▶ **WHAT YOU HAVE TO DO**
Copy the rows from the start through the line containing "ratio-point xyxy=(323,384,326,423)". Swap every "ratio-point" for "ratio-marker" and leave everything else unchanged.

Bounding box annotations
──────────────────────────────
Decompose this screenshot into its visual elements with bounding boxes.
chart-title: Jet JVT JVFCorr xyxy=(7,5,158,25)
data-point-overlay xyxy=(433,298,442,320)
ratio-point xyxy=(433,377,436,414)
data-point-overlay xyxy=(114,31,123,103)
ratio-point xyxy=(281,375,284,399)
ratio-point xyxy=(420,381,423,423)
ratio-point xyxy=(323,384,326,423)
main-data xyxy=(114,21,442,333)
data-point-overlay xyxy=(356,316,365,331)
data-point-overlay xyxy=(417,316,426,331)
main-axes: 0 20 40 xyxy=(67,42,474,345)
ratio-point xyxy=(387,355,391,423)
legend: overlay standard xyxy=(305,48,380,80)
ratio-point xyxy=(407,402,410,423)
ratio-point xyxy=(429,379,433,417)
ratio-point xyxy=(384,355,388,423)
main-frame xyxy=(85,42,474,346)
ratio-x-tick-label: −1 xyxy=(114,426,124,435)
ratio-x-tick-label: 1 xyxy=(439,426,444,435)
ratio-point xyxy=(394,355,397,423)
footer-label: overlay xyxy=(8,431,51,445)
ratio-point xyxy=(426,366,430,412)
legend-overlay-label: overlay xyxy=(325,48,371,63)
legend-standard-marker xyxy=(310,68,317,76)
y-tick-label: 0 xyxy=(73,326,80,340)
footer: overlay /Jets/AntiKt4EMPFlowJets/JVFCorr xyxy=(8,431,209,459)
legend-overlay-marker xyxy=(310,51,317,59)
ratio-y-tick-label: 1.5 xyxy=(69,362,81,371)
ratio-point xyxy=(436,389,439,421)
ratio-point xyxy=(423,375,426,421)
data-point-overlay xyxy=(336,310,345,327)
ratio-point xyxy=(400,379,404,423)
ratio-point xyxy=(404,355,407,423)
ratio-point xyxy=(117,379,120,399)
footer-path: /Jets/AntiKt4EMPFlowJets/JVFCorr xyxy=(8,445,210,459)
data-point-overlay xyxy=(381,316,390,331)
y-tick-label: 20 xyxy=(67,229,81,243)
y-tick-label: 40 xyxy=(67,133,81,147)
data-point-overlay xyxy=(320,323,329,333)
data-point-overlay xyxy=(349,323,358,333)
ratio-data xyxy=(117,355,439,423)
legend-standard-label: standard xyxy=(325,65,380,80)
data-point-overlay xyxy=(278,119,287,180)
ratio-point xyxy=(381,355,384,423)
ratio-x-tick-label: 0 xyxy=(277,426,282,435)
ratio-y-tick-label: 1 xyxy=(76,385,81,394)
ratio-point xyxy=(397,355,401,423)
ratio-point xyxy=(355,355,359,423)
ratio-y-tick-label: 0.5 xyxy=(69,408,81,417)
──────────────────────────────
▶ **EXPECTED ANSWER**
Decompose this screenshot into its visual elements with bounding boxes.
chart-title: Jet JVT JVFCorr xyxy=(7,5,158,25)
data-point-overlay xyxy=(433,298,442,320)
ratio-marker xyxy=(433,377,436,414)
data-point-overlay xyxy=(114,31,123,103)
ratio-marker xyxy=(281,375,284,399)
ratio-marker xyxy=(420,381,423,423)
ratio-marker xyxy=(323,384,326,423)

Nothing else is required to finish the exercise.